== Exercise aim ==
Each record below is to be reproduced without any change.

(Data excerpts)

◇ ◇ ◇ ◇ ◇ ◇ ◇

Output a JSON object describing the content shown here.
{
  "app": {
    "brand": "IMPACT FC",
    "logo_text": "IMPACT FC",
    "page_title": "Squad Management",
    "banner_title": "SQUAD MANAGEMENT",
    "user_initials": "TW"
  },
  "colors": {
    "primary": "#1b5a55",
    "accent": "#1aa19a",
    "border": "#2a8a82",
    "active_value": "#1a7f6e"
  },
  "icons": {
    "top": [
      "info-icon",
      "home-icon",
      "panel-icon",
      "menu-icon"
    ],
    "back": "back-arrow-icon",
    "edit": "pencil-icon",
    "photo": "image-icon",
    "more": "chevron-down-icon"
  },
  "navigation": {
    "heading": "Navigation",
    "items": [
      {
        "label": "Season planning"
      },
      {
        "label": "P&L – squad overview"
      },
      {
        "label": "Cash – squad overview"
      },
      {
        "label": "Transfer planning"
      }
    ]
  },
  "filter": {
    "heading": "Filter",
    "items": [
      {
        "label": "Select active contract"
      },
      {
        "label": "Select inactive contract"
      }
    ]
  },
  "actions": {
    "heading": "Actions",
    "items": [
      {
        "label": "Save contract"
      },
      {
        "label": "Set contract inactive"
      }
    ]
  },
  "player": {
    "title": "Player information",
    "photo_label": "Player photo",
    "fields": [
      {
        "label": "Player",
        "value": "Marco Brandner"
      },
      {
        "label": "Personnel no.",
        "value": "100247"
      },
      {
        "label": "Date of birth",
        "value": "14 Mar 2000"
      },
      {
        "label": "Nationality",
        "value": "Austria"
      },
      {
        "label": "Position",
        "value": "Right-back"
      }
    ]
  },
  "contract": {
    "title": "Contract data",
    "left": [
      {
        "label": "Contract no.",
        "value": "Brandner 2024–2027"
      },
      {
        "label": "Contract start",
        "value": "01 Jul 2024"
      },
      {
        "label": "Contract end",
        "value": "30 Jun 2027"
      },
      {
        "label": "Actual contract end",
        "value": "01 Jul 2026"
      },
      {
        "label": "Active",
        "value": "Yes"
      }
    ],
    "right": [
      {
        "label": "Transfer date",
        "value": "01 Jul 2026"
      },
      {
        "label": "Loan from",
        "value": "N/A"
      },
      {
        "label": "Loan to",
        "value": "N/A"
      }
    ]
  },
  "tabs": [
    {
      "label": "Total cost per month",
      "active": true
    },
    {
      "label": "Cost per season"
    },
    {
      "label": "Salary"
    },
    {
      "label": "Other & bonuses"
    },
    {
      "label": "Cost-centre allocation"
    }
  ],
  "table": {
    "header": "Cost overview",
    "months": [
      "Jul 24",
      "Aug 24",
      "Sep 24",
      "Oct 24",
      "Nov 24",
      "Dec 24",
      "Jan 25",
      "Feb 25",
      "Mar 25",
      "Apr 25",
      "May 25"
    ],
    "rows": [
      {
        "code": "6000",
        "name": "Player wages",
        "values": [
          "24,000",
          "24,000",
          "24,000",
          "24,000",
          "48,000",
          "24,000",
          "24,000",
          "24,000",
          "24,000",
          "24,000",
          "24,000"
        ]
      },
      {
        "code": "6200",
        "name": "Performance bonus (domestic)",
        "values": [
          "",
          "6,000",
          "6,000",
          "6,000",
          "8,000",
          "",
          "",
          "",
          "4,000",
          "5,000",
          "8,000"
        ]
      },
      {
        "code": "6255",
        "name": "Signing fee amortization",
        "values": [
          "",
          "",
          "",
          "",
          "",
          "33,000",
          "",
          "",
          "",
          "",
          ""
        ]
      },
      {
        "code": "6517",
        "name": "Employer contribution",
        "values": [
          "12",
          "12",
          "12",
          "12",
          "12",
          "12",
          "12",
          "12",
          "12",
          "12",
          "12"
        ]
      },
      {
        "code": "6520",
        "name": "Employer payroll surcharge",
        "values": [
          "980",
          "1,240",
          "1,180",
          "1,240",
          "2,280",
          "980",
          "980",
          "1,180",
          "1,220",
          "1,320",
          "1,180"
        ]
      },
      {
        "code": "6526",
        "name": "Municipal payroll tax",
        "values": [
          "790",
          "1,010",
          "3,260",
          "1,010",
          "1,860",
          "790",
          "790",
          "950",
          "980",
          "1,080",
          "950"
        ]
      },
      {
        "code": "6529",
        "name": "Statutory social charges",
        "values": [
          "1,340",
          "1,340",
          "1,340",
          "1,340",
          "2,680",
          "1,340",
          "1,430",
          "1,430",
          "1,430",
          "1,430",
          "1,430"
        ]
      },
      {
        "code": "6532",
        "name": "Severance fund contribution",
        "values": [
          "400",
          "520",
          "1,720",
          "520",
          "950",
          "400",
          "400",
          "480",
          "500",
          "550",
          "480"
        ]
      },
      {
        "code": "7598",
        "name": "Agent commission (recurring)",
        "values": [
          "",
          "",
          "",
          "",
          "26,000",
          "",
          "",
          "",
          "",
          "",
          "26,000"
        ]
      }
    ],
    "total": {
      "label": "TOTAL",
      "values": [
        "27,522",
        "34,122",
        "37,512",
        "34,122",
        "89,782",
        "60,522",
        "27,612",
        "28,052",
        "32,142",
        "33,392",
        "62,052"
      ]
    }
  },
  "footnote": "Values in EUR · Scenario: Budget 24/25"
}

◇ ◇ ◇ ◇ ◇ ◇ ◇

== Solution for this exercise ==
Output a JSON object describing the content shown here.
{
  "app": {
    "brand": "IMPACT FC",
    "logo_text": "IMPACT FC",
    "page_title": "Squad Management",
    "banner_title": "SQUAD MANAGEMENT",
    "user_initials": "TW"
  },
  "colors": {
    "primary": "#1b5a55",
    "accent": "#1aa19a",
    "border": "#2a8a82",
    "active_value": "#1a7f6e"
  },
  "icons": {
    "top": [
      "info-icon",
      "home-icon",
      "panel-icon",
      "menu-icon"
    ],
    "back": "back-arrow-icon",
    "edit": "pencil-icon",
    "photo": "image-icon",
    "more": "chevron-down-icon"
  },
  "navigation": {
    "heading": "Navigation",
    "items": [
      {
        "label": "Season planning"
      },
      {
        "label": "P&L – squad overview"
      },
      {
        "label": "Cash – squad overview"
      },
      {
        "label": "Transfer planning"
      }
    ]
  },
  "filter": {
    "heading": "Filter",
    "items": [
      {
        "label": "Select active contract"
      },
      {
        "label": "Select inactive contract"
      }
    ]
  },
  "actions": {
    "heading": "Actions",
    "items": [
      {
        "label": "Save contract"
      },
      {
        "label": "Set contract inactive"
      }
    ]
  },
  "player": {
    "title": "Player information",
    "photo_label": "Player photo",
    "fields": [
      {
        "label": "Player",
        "value": "Marco Brandner"
      },
      {
        "label": "Personnel no.",
        "value": "100247"
      },
      {
        "label": "Date of birth",
        "value": "14 Mar 2000"
      },
      {
        "label": "Nationality",
        "value": "Austria"
      },
      {
        "label": "Position",
        "value": "Right-back"
      }
    ]
  },
  "contract": {
    "title": "Contract data",
    "left": [
      {
        "label": "Contract no.",
        "value": "Brandner 2024–2027"
      },
      {
        "label": "Contract start",
        "value": "01 Jul 2024"
      },
      {
        "label": "Contract end",
        "value": "30 Jun 2027"
      },
      {
        "label": "Actual contract end",
        "value": "01 Jul 2026"
      },
      {
        "label": "Active",
        "value": "Yes"
      }
    ],
    "right": [
      {
        "label": "Transfer date",
        "value": "01 Jul 2026"
      },
      {
        "label": "Loan from",
        "value": "N/A"
      },
      {
        "label": "Loan to",
        "value": "N/A"
      }
    ]
  },
  "tabs": [
    {
      "label": "Total cost per month",
      "active": true
    },
    {
      "label": "Cost per season"
    },
    {
      "label": "Salary"
    },
    {
      "label": "Other & bonuses"
    },
    {
      "label": "Cost-centre allocation"
    }
  ],
  "table": {
    "header": "Cost overview",
    "months": [
      "Jul 24",
      "Aug 24",
      "Sep 24",
      "Oct 24",
      "Nov 24",
      "Dec 24",
      "Jan 25",
      "Feb 25",
      "Mar 25",
      "Apr 25",
      "May 25"
    ],
    "rows": [
      {
        "code": "6000",
        "name": "Player wages",
        "values": [
          "24,000",
          "24,000",
          "24,000",
          "24,000",
          "48,000",
          "24,000",
          "24,000",
          "24,000",
          "24,000",
          "24,000",
          "24,000"
        ]
      },
      {
        "code": "6200",
        "name": "Performance bonus (domestic)",
        "values": [
          "",
          "6,000",
          "6,000",
          "6,000",
          "8,000",
          "",
          "",
          "",
          "4,000",
          "5,000",
          "8,000"
        ]
      },
      {
        "code": "6255",
        "name": "Signing fee amortization",
        "values": [
          "",
          "",
          "",
          "",
          "",
          "33,000",
          "",
          "",
          "",
          "",
          ""
        ]
      },
      {
        "code": "6517",
        "name": "Employer contribution",
        "values": [
          "12",
          "12",
          "12",
          "12",
          "12",
          "12",
          "12",
          "12",
          "12",
          "12",
          "12"
        ]
      },
      {
        "code": "6520",
        "name": "Employer payroll surcharge",
        "values": [
          "980",
          "1,240",
          "1,180",
          "1,240",
          "2,280",
          "980",
          "980",
          "1,180",
          "1,220",
          "1,320",
          "1,180"
        ]
      },
      {
        "code": "6526",
        "name": "Municipal payroll tax",
        "values": [
          "790",
          "1,010",
          "3,260",
          "1,010",
          "1,860",
          "790",
          "790",
          "950",
          "980",
          "1,080",
          "950"
        ]
      },
      {
        "code": "6529",
        "name": "Statutory social charges",
        "values": [
          "1,340",
          "1,340",
          "1,340",
          "1,340",
          "2,680",
          "1,340",
          "1,430",
          "1,430",
          "1,430",
          "1,430",
          "1,430"
        ]
      },
      {
        "code": "6532",
        "name": "Severance fund contribution",
        "values": [
          "400",
          "520",
          "1,720",
          "520",
          "950",
          "400",
          "400",
          "480",
          "500",
          "550",
          "480"
        ]
      },
      {
        "code": "7598",
        "name": "Agent commission (recurring)",
        "values": [
          "",
          "",
          "",
          "",
          "26,000",
          "",
          "",
          "",
          "",
          "",
          "26,000"
        ]
      }
    ],
    "total": {
      "label": "TOTAL",
      "values": [
        "27,522",
        "34,122",
        "37,512",
        "34,122",
        "89,782",
        "60,522",
        "27,612",
        "28,052",
        "32,142",
        "33,392",
        "62,052"
      ]
    }
  },
  "footnote": "Values in EUR · Scenario: Budget 24/25"
}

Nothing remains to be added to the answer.